■ What you should do:
Verbatim copy, images omitted: return the full listing.

····················

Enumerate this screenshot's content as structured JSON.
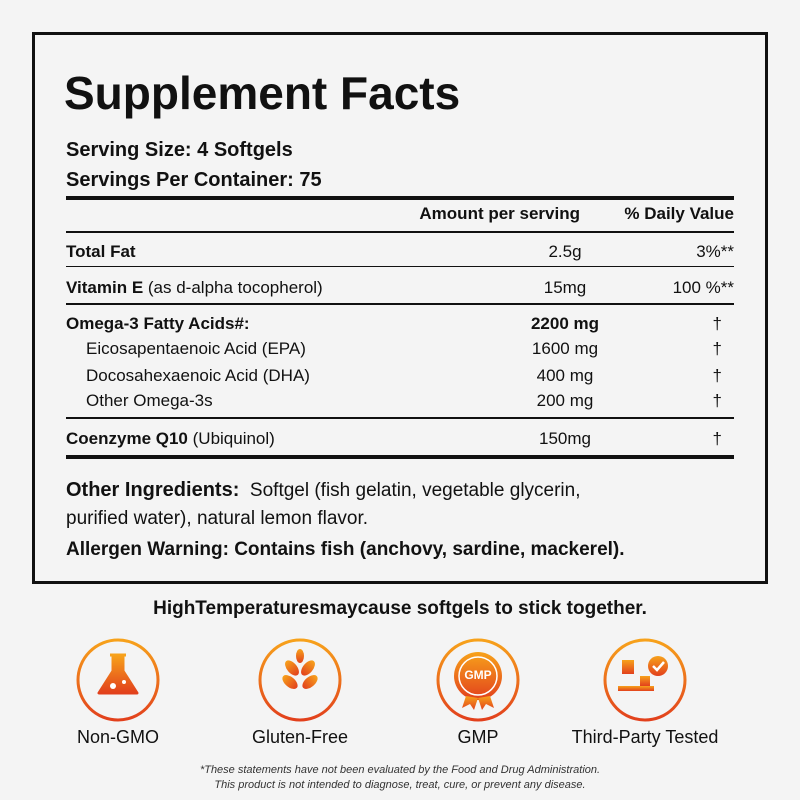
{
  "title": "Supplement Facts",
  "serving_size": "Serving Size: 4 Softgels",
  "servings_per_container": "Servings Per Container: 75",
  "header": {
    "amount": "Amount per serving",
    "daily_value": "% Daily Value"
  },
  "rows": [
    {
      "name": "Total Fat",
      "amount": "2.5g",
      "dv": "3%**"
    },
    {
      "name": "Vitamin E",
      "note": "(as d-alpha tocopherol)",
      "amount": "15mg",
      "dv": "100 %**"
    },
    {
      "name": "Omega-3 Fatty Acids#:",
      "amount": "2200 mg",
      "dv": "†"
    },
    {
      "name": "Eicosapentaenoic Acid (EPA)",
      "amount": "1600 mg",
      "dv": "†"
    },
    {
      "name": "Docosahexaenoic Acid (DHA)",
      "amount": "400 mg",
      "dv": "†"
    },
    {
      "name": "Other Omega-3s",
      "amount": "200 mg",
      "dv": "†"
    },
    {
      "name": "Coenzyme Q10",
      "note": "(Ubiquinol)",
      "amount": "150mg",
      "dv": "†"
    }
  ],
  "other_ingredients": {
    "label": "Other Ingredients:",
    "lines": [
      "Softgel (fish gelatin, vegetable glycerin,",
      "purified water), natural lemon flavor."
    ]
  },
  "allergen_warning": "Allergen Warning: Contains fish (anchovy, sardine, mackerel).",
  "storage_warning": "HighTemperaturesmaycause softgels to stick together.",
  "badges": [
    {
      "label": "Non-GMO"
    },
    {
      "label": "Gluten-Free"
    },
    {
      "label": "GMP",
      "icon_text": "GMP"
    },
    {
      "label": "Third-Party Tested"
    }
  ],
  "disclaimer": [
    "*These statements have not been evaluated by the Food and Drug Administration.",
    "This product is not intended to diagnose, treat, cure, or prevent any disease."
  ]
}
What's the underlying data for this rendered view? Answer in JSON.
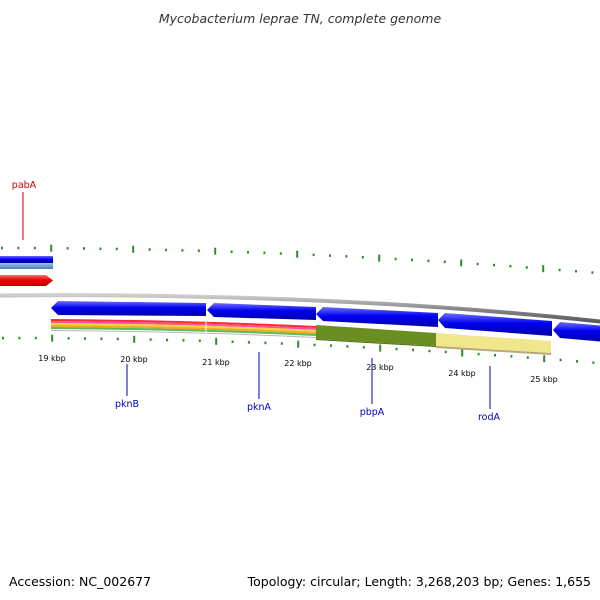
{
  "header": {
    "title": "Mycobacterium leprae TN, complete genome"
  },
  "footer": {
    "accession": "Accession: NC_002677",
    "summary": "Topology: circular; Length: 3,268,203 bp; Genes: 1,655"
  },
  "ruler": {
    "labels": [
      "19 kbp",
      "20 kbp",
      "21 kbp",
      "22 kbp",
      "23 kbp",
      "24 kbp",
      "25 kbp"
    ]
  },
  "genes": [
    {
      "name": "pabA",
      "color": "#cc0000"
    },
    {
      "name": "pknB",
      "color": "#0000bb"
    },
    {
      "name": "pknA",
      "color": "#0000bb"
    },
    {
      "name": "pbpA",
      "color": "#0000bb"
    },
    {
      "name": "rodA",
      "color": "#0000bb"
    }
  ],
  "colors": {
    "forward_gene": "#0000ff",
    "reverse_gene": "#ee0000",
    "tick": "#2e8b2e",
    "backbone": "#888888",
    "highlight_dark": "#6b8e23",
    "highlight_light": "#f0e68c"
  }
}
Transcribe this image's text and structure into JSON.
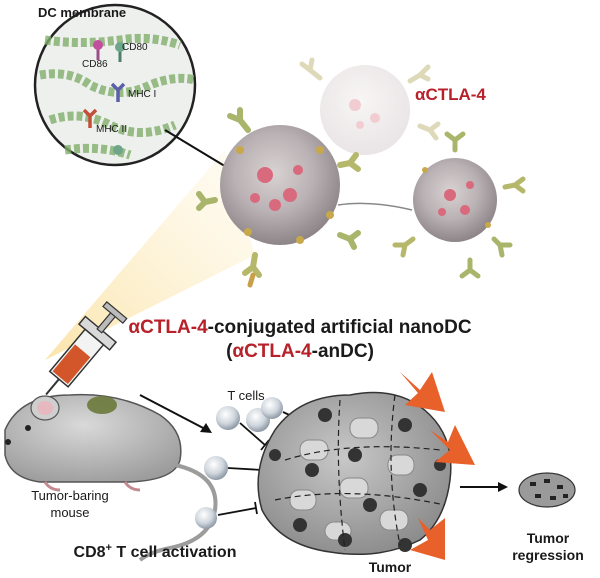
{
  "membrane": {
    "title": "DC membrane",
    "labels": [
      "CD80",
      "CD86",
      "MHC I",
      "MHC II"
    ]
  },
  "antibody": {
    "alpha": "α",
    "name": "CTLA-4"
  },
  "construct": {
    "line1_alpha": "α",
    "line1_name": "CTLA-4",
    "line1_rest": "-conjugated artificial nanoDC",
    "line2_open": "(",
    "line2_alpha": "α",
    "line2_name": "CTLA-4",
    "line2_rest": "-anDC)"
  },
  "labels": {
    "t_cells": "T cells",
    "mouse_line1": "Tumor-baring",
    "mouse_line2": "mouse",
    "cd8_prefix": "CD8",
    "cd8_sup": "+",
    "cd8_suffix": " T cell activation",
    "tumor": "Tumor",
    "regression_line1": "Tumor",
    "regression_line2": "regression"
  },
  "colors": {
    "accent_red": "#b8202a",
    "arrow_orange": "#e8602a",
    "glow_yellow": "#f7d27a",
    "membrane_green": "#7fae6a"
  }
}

····················

■ Problem solution:
Enumerate this screenshot's content as structured JSON.
{
  "title": "Supplement Facts",
  "serving_size": "Serving Size: 4 Softgels",
  "servings_per_container": "Servings Per Container: 75",
  "header": {
    "amount": "Amount per serving",
    "daily_value": "% Daily Value"
  },
  "rows": [
    {
      "name": "Total Fat",
      "amount": "2.5g",
      "dv": "3%**"
    },
    {
      "name": "Vitamin E",
      "note": "(as d-alpha tocopherol)",
      "amount": "15mg",
      "dv": "100 %**"
    },
    {
      "name": "Omega-3 Fatty Acids#:",
      "amount": "2200 mg",
      "dv": "†"
    },
    {
      "name": "Eicosapentaenoic Acid (EPA)",
      "amount": "1600 mg",
      "dv": "†"
    },
    {
      "name": "Docosahexaenoic Acid (DHA)",
      "amount": "400 mg",
      "dv": "†"
    },
    {
      "name": "Other Omega-3s",
      "amount": "200 mg",
      "dv": "†"
    },
    {
      "name": "Coenzyme Q10",
      "note": "(Ubiquinol)",
      "amount": "150mg",
      "dv": "†"
    }
  ],
  "other_ingredients": {
    "label": "Other Ingredients:",
    "lines": [
      "Softgel (fish gelatin, vegetable glycerin,",
      "purified water), natural lemon flavor."
    ]
  },
  "allergen_warning": "Allergen Warning: Contains fish (anchovy, sardine, mackerel).",
  "storage_warning": "HighTemperaturesmaycause softgels to stick together.",
  "badges": [
    {
      "label": "Non-GMO"
    },
    {
      "label": "Gluten-Free"
    },
    {
      "label": "GMP",
      "icon_text": "GMP"
    },
    {
      "label": "Third-Party Tested"
    }
  ],
  "disclaimer": [
    "*These statements have not been evaluated by the Food and Drug Administration.",
    "This product is not intended to diagnose, treat, cure, or prevent any disease."
  ]
}
What's the underlying data for this rendered view? Answer in JSON.
{
  "header": {
    "title": "Mycobacterium leprae TN, complete genome"
  },
  "footer": {
    "accession": "Accession: NC_002677",
    "summary": "Topology: circular; Length: 3,268,203 bp; Genes: 1,655"
  },
  "ruler": {
    "labels": [
      "19 kbp",
      "20 kbp",
      "21 kbp",
      "22 kbp",
      "23 kbp",
      "24 kbp",
      "25 kbp"
    ]
  },
  "genes": [
    {
      "name": "pabA",
      "color": "#cc0000"
    },
    {
      "name": "pknB",
      "color": "#0000bb"
    },
    {
      "name": "pknA",
      "color": "#0000bb"
    },
    {
      "name": "pbpA",
      "color": "#0000bb"
    },
    {
      "name": "rodA",
      "color": "#0000bb"
    }
  ],
  "colors": {
    "forward_gene": "#0000ff",
    "reverse_gene": "#ee0000",
    "tick": "#2e8b2e",
    "backbone": "#888888",
    "highlight_dark": "#6b8e23",
    "highlight_light": "#f0e68c"
  }
}
Transcribe this image's text and structure into JSON.
{
  "membrane": {
    "title": "DC membrane",
    "labels": [
      "CD80",
      "CD86",
      "MHC I",
      "MHC II"
    ]
  },
  "antibody": {
    "alpha": "α",
    "name": "CTLA-4"
  },
  "construct": {
    "line1_alpha": "α",
    "line1_name": "CTLA-4",
    "line1_rest": "-conjugated artificial nanoDC",
    "line2_open": "(",
    "line2_alpha": "α",
    "line2_name": "CTLA-4",
    "line2_rest": "-anDC)"
  },
  "labels": {
    "t_cells": "T cells",
    "mouse_line1": "Tumor-baring",
    "mouse_line2": "mouse",
    "cd8_prefix": "CD8",
    "cd8_sup": "+",
    "cd8_suffix": " T cell activation",
    "tumor": "Tumor",
    "regression_line1": "Tumor",
    "regression_line2": "regression"
  },
  "colors": {
    "accent_red": "#b8202a",
    "arrow_orange": "#e8602a",
    "glow_yellow": "#f7d27a",
    "membrane_green": "#7fae6a"
  }
}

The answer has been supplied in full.